*AIM:* Every entry needs to be printed exactly, please.

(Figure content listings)

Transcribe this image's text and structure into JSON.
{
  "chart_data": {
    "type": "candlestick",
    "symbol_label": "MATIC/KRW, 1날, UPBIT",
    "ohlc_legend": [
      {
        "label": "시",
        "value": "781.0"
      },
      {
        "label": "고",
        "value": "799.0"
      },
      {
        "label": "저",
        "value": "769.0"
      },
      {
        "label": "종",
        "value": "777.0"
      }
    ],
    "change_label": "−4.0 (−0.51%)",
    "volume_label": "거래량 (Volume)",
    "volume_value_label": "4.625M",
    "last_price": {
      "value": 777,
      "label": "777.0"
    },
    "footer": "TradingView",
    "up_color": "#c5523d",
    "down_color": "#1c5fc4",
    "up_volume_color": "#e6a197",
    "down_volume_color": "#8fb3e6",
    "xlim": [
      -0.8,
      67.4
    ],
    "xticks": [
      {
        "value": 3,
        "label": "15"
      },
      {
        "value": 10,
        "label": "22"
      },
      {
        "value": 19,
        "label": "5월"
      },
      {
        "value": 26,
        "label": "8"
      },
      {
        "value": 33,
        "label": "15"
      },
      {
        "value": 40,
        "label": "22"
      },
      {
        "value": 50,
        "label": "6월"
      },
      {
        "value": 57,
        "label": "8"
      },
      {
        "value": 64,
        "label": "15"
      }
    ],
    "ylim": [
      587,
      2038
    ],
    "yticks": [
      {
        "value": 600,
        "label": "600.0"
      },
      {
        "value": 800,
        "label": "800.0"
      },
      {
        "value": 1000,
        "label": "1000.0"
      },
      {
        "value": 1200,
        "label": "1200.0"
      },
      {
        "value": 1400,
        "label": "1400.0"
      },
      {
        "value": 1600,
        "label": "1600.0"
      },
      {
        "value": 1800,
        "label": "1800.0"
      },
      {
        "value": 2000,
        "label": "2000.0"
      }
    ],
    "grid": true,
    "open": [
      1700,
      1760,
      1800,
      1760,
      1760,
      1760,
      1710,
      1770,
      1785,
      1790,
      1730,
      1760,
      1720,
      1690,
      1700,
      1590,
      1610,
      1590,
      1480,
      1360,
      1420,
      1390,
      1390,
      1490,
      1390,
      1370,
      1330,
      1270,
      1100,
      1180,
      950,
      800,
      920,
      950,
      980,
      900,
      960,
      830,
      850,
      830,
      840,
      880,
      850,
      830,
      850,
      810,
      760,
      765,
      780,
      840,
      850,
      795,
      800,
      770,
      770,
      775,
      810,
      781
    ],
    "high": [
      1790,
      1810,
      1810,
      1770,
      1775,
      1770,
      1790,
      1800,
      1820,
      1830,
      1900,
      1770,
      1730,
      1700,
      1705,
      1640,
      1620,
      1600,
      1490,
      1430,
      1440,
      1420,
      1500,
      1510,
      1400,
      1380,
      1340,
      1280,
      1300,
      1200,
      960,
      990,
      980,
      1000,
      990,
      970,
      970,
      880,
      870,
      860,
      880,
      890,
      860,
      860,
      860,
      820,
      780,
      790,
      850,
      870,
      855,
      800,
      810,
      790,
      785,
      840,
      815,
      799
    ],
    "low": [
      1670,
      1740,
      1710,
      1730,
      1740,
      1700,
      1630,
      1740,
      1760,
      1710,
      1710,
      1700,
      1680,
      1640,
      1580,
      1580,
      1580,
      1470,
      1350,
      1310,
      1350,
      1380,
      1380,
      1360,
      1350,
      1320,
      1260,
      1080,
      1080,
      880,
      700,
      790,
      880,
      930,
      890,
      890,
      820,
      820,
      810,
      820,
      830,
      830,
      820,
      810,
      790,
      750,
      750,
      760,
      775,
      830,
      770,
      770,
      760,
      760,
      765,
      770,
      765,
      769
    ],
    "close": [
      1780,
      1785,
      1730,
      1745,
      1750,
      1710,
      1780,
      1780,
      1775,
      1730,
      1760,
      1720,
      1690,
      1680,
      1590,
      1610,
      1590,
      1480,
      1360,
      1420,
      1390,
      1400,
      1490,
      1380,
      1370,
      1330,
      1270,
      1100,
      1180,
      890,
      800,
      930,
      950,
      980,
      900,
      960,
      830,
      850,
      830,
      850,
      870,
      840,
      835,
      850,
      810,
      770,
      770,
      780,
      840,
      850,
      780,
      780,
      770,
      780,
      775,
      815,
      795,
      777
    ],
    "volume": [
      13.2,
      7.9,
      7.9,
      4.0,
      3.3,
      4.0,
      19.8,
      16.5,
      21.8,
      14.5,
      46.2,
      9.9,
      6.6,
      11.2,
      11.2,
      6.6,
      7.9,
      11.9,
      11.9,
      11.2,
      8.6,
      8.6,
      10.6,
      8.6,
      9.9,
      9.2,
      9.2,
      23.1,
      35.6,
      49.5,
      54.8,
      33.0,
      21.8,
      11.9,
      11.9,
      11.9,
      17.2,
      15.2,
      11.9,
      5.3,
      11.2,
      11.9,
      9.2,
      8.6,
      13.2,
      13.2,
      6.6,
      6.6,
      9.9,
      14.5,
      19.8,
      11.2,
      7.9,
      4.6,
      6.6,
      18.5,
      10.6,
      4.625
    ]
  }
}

*COMPLETED EXERCISE:*
Transcribe this image's text and structure into JSON.
{
  "chart_data": {
    "type": "candlestick",
    "symbol_label": "MATIC/KRW, 1날, UPBIT",
    "ohlc_legend": [
      {
        "label": "시",
        "value": "781.0"
      },
      {
        "label": "고",
        "value": "799.0"
      },
      {
        "label": "저",
        "value": "769.0"
      },
      {
        "label": "종",
        "value": "777.0"
      }
    ],
    "change_label": "−4.0 (−0.51%)",
    "volume_label": "거래량 (Volume)",
    "volume_value_label": "4.625M",
    "last_price": {
      "value": 777,
      "label": "777.0"
    },
    "footer": "TradingView",
    "up_color": "#c5523d",
    "down_color": "#1c5fc4",
    "up_volume_color": "#e6a197",
    "down_volume_color": "#8fb3e6",
    "xlim": [
      -0.8,
      67.4
    ],
    "xticks": [
      {
        "value": 3,
        "label": "15"
      },
      {
        "value": 10,
        "label": "22"
      },
      {
        "value": 19,
        "label": "5월"
      },
      {
        "value": 26,
        "label": "8"
      },
      {
        "value": 33,
        "label": "15"
      },
      {
        "value": 40,
        "label": "22"
      },
      {
        "value": 50,
        "label": "6월"
      },
      {
        "value": 57,
        "label": "8"
      },
      {
        "value": 64,
        "label": "15"
      }
    ],
    "ylim": [
      587,
      2038
    ],
    "yticks": [
      {
        "value": 600,
        "label": "600.0"
      },
      {
        "value": 800,
        "label": "800.0"
      },
      {
        "value": 1000,
        "label": "1000.0"
      },
      {
        "value": 1200,
        "label": "1200.0"
      },
      {
        "value": 1400,
        "label": "1400.0"
      },
      {
        "value": 1600,
        "label": "1600.0"
      },
      {
        "value": 1800,
        "label": "1800.0"
      },
      {
        "value": 2000,
        "label": "2000.0"
      }
    ],
    "grid": true,
    "open": [
      1700,
      1760,
      1800,
      1760,
      1760,
      1760,
      1710,
      1770,
      1785,
      1790,
      1730,
      1760,
      1720,
      1690,
      1700,
      1590,
      1610,
      1590,
      1480,
      1360,
      1420,
      1390,
      1390,
      1490,
      1390,
      1370,
      1330,
      1270,
      1100,
      1180,
      950,
      800,
      920,
      950,
      980,
      900,
      960,
      830,
      850,
      830,
      840,
      880,
      850,
      830,
      850,
      810,
      760,
      765,
      780,
      840,
      850,
      795,
      800,
      770,
      770,
      775,
      810,
      781
    ],
    "high": [
      1790,
      1810,
      1810,
      1770,
      1775,
      1770,
      1790,
      1800,
      1820,
      1830,
      1900,
      1770,
      1730,
      1700,
      1705,
      1640,
      1620,
      1600,
      1490,
      1430,
      1440,
      1420,
      1500,
      1510,
      1400,
      1380,
      1340,
      1280,
      1300,
      1200,
      960,
      990,
      980,
      1000,
      990,
      970,
      970,
      880,
      870,
      860,
      880,
      890,
      860,
      860,
      860,
      820,
      780,
      790,
      850,
      870,
      855,
      800,
      810,
      790,
      785,
      840,
      815,
      799
    ],
    "low": [
      1670,
      1740,
      1710,
      1730,
      1740,
      1700,
      1630,
      1740,
      1760,
      1710,
      1710,
      1700,
      1680,
      1640,
      1580,
      1580,
      1580,
      1470,
      1350,
      1310,
      1350,
      1380,
      1380,
      1360,
      1350,
      1320,
      1260,
      1080,
      1080,
      880,
      700,
      790,
      880,
      930,
      890,
      890,
      820,
      820,
      810,
      820,
      830,
      830,
      820,
      810,
      790,
      750,
      750,
      760,
      775,
      830,
      770,
      770,
      760,
      760,
      765,
      770,
      765,
      769
    ],
    "close": [
      1780,
      1785,
      1730,
      1745,
      1750,
      1710,
      1780,
      1780,
      1775,
      1730,
      1760,
      1720,
      1690,
      1680,
      1590,
      1610,
      1590,
      1480,
      1360,
      1420,
      1390,
      1400,
      1490,
      1380,
      1370,
      1330,
      1270,
      1100,
      1180,
      890,
      800,
      930,
      950,
      980,
      900,
      960,
      830,
      850,
      830,
      850,
      870,
      840,
      835,
      850,
      810,
      770,
      770,
      780,
      840,
      850,
      780,
      780,
      770,
      780,
      775,
      815,
      795,
      777
    ],
    "volume": [
      13.2,
      7.9,
      7.9,
      4.0,
      3.3,
      4.0,
      19.8,
      16.5,
      21.8,
      14.5,
      46.2,
      9.9,
      6.6,
      11.2,
      11.2,
      6.6,
      7.9,
      11.9,
      11.9,
      11.2,
      8.6,
      8.6,
      10.6,
      8.6,
      9.9,
      9.2,
      9.2,
      23.1,
      35.6,
      49.5,
      54.8,
      33.0,
      21.8,
      11.9,
      11.9,
      11.9,
      17.2,
      15.2,
      11.9,
      5.3,
      11.2,
      11.9,
      9.2,
      8.6,
      13.2,
      13.2,
      6.6,
      6.6,
      9.9,
      14.5,
      19.8,
      11.2,
      7.9,
      4.6,
      6.6,
      18.5,
      10.6,
      4.625
    ]
  }
}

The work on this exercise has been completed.